Task details: State how many lines of the entries hold the string "color", and output nothing but that count.

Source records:
┄┄┄┄┄┄┄┄┄┄┄┄┄┄┄┄┄┄┄┄
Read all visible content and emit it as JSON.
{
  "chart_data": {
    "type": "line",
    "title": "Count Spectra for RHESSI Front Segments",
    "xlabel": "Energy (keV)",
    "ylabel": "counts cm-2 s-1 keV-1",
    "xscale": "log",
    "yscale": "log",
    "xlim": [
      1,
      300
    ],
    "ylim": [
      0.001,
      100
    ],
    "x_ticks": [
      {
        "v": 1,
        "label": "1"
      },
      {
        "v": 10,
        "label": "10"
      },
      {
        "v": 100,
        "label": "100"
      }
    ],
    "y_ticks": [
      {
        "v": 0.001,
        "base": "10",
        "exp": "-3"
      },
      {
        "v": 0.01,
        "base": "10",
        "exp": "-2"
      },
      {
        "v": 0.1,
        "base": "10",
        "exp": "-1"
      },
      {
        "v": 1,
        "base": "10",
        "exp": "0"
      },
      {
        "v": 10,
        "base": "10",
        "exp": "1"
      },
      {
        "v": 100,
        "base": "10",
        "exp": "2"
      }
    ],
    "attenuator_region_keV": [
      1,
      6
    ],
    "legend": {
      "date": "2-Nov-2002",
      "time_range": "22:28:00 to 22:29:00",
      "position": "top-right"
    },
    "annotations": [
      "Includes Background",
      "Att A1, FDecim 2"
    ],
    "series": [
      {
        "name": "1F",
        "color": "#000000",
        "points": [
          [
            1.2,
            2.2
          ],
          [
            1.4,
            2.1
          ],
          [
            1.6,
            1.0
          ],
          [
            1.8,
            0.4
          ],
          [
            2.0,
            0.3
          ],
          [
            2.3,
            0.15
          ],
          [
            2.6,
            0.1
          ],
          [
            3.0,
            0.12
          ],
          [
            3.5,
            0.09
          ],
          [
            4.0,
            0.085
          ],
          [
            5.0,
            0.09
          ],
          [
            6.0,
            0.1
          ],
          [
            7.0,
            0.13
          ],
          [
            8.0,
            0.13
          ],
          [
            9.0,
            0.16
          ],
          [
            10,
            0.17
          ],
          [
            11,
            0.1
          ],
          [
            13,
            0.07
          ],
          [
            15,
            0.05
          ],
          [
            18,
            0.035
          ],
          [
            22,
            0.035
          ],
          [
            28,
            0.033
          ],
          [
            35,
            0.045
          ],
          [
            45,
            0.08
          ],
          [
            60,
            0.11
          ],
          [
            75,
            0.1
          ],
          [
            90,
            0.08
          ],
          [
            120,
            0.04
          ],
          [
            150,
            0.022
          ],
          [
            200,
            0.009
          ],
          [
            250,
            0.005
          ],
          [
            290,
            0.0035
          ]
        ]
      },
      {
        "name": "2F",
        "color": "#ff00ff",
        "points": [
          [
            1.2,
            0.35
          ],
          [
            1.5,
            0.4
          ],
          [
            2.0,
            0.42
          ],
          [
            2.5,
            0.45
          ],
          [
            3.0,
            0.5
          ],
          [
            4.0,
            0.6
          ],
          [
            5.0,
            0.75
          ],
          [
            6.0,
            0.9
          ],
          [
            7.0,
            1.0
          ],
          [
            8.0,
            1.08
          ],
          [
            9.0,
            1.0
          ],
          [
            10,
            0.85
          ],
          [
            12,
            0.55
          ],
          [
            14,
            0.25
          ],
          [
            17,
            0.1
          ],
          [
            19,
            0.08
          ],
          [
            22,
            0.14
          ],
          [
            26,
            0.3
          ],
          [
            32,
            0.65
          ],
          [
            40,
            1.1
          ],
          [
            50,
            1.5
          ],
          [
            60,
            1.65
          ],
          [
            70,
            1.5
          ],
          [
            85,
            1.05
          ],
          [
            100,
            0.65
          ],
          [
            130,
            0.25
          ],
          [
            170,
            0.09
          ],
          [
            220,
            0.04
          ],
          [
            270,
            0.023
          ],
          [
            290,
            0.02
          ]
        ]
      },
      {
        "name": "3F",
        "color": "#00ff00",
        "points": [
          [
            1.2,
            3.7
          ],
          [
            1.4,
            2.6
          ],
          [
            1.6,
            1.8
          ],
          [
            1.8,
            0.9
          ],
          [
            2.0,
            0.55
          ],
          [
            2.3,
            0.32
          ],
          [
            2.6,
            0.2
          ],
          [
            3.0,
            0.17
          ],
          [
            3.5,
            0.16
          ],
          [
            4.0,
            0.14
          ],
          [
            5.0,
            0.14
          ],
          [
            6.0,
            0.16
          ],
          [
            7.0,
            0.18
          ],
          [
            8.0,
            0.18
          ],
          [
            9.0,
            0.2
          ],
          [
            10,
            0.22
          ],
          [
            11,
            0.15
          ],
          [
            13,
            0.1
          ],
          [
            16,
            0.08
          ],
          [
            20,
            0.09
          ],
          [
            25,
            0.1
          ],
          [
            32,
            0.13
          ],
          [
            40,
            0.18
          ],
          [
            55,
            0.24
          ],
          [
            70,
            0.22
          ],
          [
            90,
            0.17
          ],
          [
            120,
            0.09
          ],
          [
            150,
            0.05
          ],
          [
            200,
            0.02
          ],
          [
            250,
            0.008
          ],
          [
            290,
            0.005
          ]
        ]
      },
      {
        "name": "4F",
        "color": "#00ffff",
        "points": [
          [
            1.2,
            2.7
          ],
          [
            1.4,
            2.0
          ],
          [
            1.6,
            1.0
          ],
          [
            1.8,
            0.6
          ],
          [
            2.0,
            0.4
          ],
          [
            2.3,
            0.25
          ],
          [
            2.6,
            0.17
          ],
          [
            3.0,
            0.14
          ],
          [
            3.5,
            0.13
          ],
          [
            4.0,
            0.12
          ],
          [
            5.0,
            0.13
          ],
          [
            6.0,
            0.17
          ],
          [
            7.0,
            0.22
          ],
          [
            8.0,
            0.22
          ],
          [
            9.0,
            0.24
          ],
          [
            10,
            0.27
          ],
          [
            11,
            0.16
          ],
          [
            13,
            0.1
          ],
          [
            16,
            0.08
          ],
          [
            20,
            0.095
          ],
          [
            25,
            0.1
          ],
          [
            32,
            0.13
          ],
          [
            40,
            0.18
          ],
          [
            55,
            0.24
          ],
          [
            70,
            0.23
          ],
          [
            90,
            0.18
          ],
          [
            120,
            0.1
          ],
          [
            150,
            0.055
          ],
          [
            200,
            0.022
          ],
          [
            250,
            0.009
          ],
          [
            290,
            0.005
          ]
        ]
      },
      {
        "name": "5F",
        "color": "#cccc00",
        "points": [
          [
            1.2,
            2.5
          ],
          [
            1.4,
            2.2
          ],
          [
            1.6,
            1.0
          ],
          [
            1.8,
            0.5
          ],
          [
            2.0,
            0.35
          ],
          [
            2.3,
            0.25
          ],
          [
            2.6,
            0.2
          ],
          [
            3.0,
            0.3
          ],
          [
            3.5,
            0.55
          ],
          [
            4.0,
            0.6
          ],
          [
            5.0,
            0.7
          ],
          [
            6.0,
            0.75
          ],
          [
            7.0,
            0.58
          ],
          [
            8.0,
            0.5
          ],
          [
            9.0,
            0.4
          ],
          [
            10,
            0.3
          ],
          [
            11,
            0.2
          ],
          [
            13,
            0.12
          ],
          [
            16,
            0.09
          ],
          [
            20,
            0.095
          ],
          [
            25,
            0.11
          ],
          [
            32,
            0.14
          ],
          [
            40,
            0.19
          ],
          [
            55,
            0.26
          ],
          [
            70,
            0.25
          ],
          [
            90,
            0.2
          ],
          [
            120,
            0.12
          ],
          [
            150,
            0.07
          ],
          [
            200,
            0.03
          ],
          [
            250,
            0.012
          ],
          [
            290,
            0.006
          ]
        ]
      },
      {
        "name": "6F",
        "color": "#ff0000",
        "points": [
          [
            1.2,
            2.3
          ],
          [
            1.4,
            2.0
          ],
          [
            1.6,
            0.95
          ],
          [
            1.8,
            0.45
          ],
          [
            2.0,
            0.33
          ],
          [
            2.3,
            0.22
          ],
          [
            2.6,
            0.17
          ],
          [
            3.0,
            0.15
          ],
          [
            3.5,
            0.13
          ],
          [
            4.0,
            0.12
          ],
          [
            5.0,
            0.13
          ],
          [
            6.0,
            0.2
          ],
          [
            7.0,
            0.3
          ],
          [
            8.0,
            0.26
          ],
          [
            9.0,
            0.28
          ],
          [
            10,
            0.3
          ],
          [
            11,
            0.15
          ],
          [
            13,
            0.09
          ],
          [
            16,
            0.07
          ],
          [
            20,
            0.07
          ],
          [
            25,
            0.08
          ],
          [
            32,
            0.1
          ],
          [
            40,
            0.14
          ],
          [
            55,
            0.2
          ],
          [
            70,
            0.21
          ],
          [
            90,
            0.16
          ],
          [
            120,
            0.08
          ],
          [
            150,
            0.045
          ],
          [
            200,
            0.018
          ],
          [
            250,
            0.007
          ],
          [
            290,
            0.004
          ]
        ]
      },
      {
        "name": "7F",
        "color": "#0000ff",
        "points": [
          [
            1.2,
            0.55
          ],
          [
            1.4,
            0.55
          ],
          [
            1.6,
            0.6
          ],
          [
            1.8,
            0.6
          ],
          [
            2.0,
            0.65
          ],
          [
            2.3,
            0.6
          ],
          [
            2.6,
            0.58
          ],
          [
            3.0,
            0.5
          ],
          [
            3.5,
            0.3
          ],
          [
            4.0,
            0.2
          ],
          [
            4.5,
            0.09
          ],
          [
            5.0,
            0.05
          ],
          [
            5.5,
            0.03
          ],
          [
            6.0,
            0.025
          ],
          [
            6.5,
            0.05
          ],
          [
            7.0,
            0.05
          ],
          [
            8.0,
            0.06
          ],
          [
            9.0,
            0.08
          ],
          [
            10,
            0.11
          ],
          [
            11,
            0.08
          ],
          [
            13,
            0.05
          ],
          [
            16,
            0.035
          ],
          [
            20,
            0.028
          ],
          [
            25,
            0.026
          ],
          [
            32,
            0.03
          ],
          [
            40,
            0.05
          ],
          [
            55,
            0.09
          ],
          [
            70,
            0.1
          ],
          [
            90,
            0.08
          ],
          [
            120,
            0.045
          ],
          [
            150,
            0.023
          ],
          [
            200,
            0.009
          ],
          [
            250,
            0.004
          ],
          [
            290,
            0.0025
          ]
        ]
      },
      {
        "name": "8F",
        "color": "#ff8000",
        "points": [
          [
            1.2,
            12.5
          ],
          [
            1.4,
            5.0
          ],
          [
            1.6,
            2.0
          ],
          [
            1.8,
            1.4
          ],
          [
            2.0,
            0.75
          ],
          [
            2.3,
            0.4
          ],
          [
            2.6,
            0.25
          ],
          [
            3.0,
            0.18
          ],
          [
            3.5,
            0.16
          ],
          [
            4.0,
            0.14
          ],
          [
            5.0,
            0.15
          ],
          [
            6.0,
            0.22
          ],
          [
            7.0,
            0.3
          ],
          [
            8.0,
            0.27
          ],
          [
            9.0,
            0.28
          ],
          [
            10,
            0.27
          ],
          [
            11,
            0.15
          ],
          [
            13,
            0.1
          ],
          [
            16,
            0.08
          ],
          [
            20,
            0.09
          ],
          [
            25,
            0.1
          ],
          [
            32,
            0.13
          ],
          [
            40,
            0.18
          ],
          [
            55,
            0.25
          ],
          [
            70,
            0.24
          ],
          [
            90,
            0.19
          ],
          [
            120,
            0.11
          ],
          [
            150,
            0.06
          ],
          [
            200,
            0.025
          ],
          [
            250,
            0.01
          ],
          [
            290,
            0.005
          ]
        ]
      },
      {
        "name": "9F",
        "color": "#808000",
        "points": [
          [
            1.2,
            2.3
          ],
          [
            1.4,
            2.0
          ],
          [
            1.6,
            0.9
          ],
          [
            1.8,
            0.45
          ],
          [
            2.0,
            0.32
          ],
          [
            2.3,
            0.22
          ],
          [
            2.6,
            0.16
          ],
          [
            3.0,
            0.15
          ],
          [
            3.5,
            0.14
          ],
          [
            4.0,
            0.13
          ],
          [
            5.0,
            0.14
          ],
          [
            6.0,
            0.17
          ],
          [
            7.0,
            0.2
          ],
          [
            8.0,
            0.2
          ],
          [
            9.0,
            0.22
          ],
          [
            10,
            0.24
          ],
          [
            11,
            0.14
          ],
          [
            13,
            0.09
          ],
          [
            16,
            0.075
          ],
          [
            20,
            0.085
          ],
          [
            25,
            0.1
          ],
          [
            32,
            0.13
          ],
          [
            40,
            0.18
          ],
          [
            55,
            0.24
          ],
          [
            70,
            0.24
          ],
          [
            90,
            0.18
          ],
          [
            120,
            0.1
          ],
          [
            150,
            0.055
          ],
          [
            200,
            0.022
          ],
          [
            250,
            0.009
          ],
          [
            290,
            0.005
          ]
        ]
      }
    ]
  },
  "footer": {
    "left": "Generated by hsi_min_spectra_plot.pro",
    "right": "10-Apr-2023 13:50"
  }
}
┄┄┄┄┄┄┄┄┄┄┄┄┄┄┄┄┄┄┄┄
Result for this exercise: 9